- Records supplied
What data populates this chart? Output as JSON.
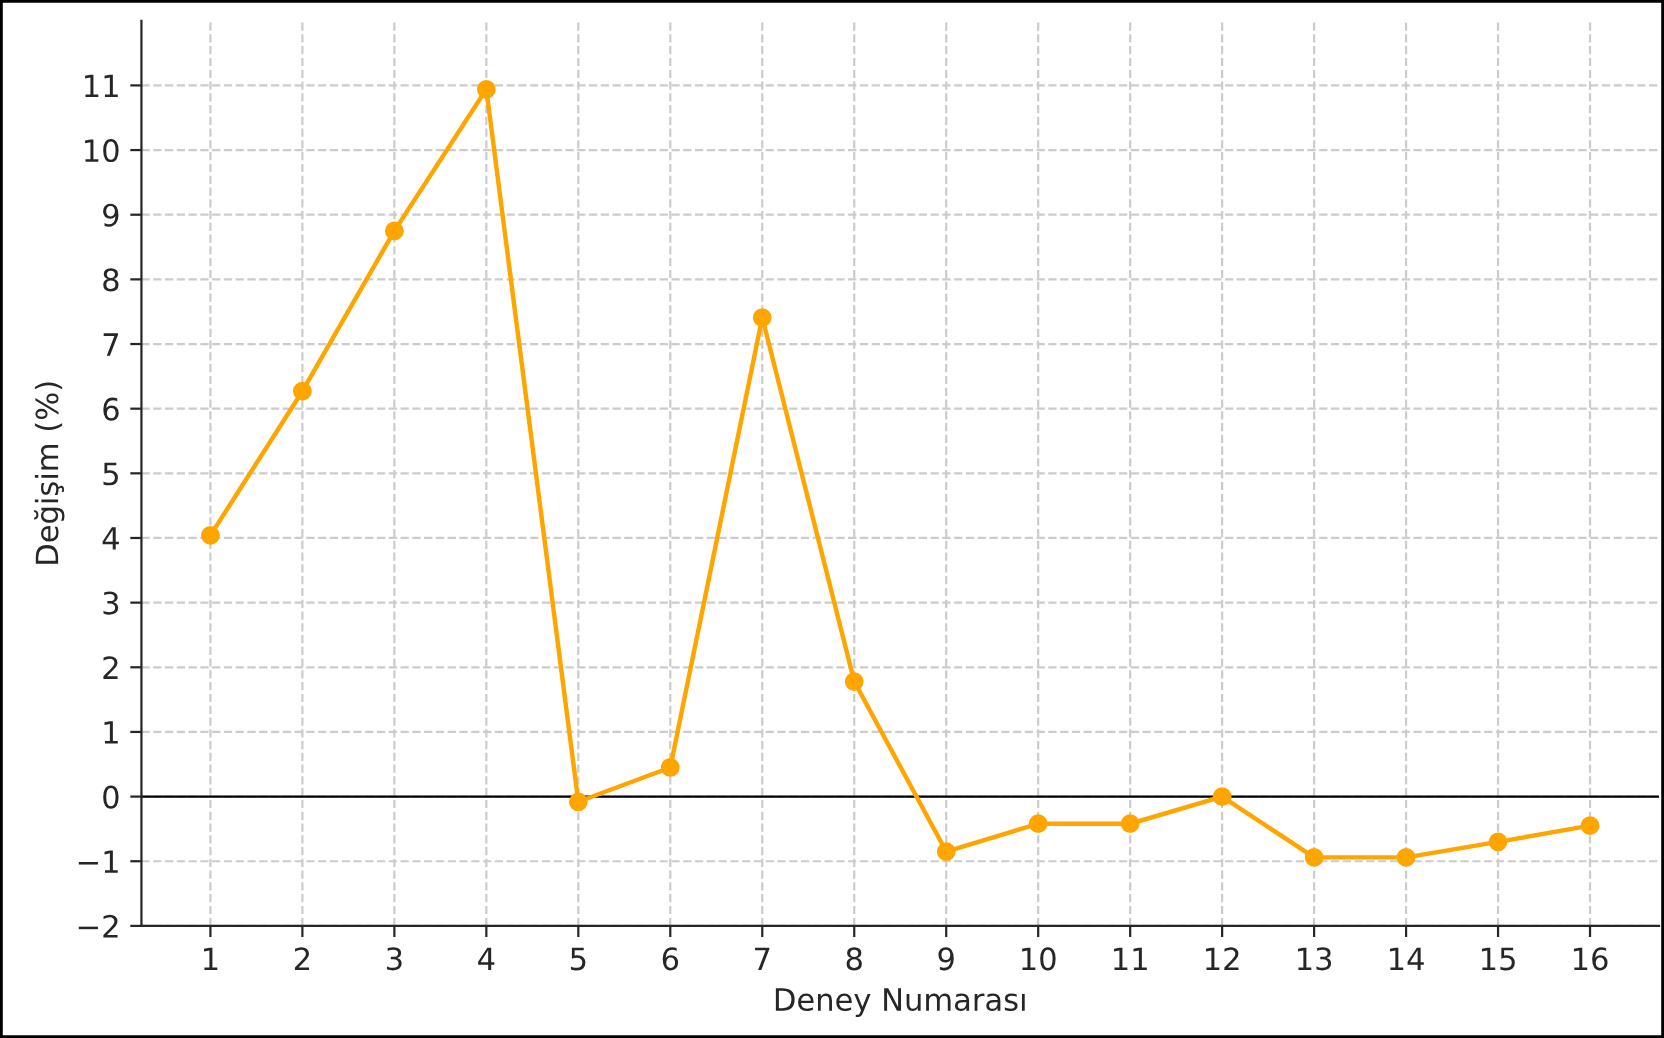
{
  "chart_data": {
    "type": "line",
    "xlabel": "Deney Numarası",
    "ylabel": "Değişim (%)",
    "x": [
      1,
      2,
      3,
      4,
      5,
      6,
      7,
      8,
      9,
      10,
      11,
      12,
      13,
      14,
      15,
      16
    ],
    "series": [
      {
        "color": "#ffa500",
        "values": [
          4.04,
          6.27,
          8.75,
          10.94,
          -0.08,
          0.45,
          7.41,
          1.78,
          -0.85,
          -0.42,
          -0.42,
          0,
          -0.94,
          -0.94,
          -0.7,
          -0.45
        ]
      }
    ],
    "xlim": [
      0.25,
      16.75
    ],
    "xticks": [
      1,
      2,
      3,
      4,
      5,
      6,
      7,
      8,
      9,
      10,
      11,
      12,
      13,
      14,
      15,
      16
    ],
    "ylim": [
      -2,
      12
    ],
    "yticks": [
      {
        "value": -2,
        "label": "−2"
      },
      {
        "value": -1,
        "label": "−1"
      },
      0,
      1,
      2,
      3,
      4,
      5,
      6,
      7,
      8,
      9,
      10,
      11
    ],
    "ref_lines": [
      {
        "axis": "y",
        "value": 0,
        "color": "#000000"
      }
    ],
    "grid": true,
    "marker": "circle",
    "line_style": "solid"
  }
}
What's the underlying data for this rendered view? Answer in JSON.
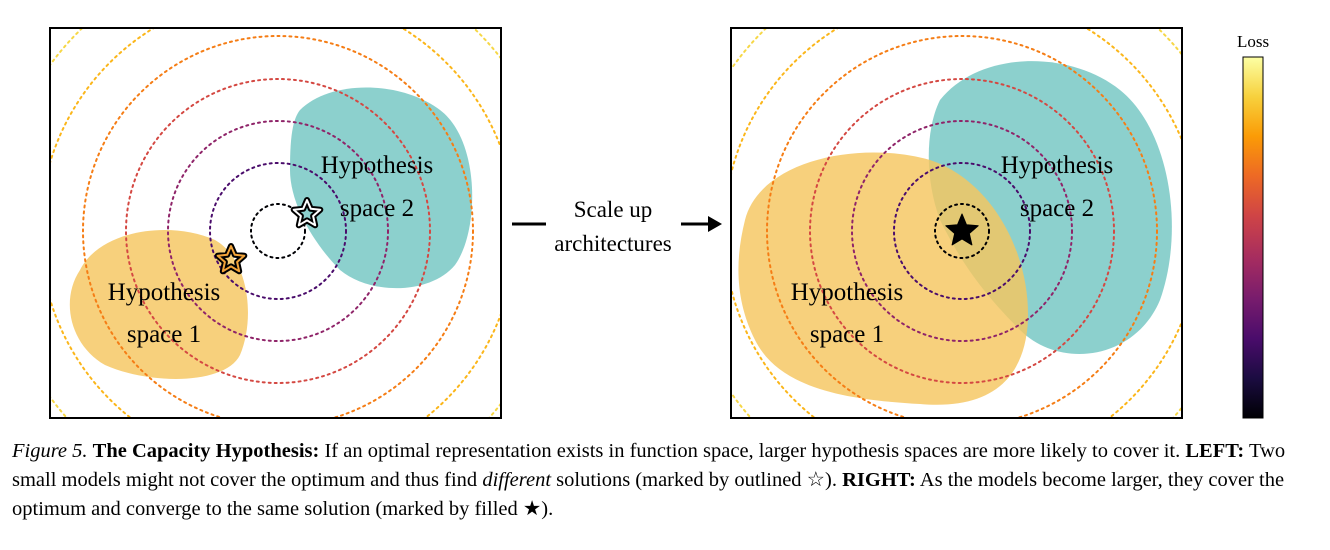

- Written instruction
Print the listing above in full, exactly as written. Omit any pictures.

- Response
What data populates this chart? Output as JSON.
{
  "chart_data": {
    "type": "line",
    "xlabel": "Deney Numarası",
    "ylabel": "Değişim (%)",
    "x": [
      1,
      2,
      3,
      4,
      5,
      6,
      7,
      8,
      9,
      10,
      11,
      12,
      13,
      14,
      15,
      16
    ],
    "series": [
      {
        "color": "#ffa500",
        "values": [
          4.04,
          6.27,
          8.75,
          10.94,
          -0.08,
          0.45,
          7.41,
          1.78,
          -0.85,
          -0.42,
          -0.42,
          0,
          -0.94,
          -0.94,
          -0.7,
          -0.45
        ]
      }
    ],
    "xlim": [
      0.25,
      16.75
    ],
    "xticks": [
      1,
      2,
      3,
      4,
      5,
      6,
      7,
      8,
      9,
      10,
      11,
      12,
      13,
      14,
      15,
      16
    ],
    "ylim": [
      -2,
      12
    ],
    "yticks": [
      {
        "value": -2,
        "label": "−2"
      },
      {
        "value": -1,
        "label": "−1"
      },
      0,
      1,
      2,
      3,
      4,
      5,
      6,
      7,
      8,
      9,
      10,
      11
    ],
    "ref_lines": [
      {
        "axis": "y",
        "value": 0,
        "color": "#000000"
      }
    ],
    "grid": true,
    "marker": "circle",
    "line_style": "solid"
  }
}
What's the underlying data for this rendered view? Answer in JSON.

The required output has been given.